Please output the lines shown below exactly as they appear.

TASK INPUT

______________________________

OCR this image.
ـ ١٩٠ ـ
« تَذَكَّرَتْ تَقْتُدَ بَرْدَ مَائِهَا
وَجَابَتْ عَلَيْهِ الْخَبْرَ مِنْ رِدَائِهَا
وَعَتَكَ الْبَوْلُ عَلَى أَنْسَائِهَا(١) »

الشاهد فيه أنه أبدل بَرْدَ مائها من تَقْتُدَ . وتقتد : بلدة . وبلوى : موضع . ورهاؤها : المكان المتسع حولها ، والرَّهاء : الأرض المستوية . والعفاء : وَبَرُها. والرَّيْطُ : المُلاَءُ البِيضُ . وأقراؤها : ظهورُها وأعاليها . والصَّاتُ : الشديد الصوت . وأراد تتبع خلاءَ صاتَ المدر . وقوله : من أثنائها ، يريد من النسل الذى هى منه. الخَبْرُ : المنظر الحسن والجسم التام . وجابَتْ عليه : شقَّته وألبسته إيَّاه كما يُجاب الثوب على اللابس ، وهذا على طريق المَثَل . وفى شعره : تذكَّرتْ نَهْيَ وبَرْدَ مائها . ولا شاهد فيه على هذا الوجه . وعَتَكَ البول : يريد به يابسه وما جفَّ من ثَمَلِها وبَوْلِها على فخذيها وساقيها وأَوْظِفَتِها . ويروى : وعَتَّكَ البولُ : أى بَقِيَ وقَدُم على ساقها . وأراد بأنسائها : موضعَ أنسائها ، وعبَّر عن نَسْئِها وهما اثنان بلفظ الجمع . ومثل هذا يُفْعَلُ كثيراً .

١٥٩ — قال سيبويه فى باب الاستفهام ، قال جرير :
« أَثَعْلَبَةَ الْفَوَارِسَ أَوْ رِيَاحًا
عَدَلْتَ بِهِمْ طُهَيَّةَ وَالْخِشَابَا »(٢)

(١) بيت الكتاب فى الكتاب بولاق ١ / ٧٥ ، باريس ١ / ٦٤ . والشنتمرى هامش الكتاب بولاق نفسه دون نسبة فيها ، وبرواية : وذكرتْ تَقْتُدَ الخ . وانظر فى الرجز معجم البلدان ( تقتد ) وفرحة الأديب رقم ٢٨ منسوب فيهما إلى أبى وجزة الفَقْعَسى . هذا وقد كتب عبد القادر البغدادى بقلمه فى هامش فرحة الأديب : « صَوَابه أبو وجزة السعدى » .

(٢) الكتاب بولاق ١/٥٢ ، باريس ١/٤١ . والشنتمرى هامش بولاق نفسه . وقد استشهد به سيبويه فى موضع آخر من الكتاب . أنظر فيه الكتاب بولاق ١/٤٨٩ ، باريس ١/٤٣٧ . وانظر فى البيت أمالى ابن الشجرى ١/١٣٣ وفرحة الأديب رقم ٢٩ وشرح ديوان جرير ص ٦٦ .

______________________________

TASK OUTPUT
OCR this image.
ـ ١٩٠ ـ
« تَذَكَّرَتْ تَقْتُدَ بَرْدَ مَائِهَا
وَجَابَتْ عَلَيْهِ الْخَبْرَ مِنْ رِدَائِهَا
وَعَتَكَ الْبَوْلُ عَلَى أَنْسَائِهَا(١) »

الشاهد فيه أنه أبدل بَرْدَ مائها من تَقْتُدَ . وتقتد : بلدة . وبلوى : موضع . ورهاؤها : المكان المتسع حولها ، والرَّهاء : الأرض المستوية . والعفاء : وَبَرُها. والرَّيْطُ : المُلاَءُ البِيضُ . وأقراؤها : ظهورُها وأعاليها . والصَّاتُ : الشديد الصوت . وأراد تتبع خلاءَ صاتَ المدر . وقوله : من أثنائها ، يريد من النسل الذى هى منه. الخَبْرُ : المنظر الحسن والجسم التام . وجابَتْ عليه : شقَّته وألبسته إيَّاه كما يُجاب الثوب على اللابس ، وهذا على طريق المَثَل . وفى شعره : تذكَّرتْ نَهْيَ وبَرْدَ مائها . ولا شاهد فيه على هذا الوجه . وعَتَكَ البول : يريد به يابسه وما جفَّ من ثَمَلِها وبَوْلِها على فخذيها وساقيها وأَوْظِفَتِها . ويروى : وعَتَّكَ البولُ : أى بَقِيَ وقَدُم على ساقها . وأراد بأنسائها : موضعَ أنسائها ، وعبَّر عن نَسْئِها وهما اثنان بلفظ الجمع . ومثل هذا يُفْعَلُ كثيراً .

١٥٩ — قال سيبويه فى باب الاستفهام ، قال جرير :
« أَثَعْلَبَةَ الْفَوَارِسَ أَوْ رِيَاحًا
عَدَلْتَ بِهِمْ طُهَيَّةَ وَالْخِشَابَا »(٢)

(١) بيت الكتاب فى الكتاب بولاق ١ / ٧٥ ، باريس ١ / ٦٤ . والشنتمرى هامش الكتاب بولاق نفسه دون نسبة فيها ، وبرواية : وذكرتْ تَقْتُدَ الخ . وانظر فى الرجز معجم البلدان ( تقتد ) وفرحة الأديب رقم ٢٨ منسوب فيهما إلى أبى وجزة الفَقْعَسى . هذا وقد كتب عبد القادر البغدادى بقلمه فى هامش فرحة الأديب : « صَوَابه أبو وجزة السعدى » .

(٢) الكتاب بولاق ١/٥٢ ، باريس ١/٤١ . والشنتمرى هامش بولاق نفسه . وقد استشهد به سيبويه فى موضع آخر من الكتاب . أنظر فيه الكتاب بولاق ١/٤٨٩ ، باريس ١/٤٣٧ . وانظر فى البيت أمالى ابن الشجرى ١/١٣٣ وفرحة الأديب رقم ٢٩ وشرح ديوان جرير ص ٦٦ .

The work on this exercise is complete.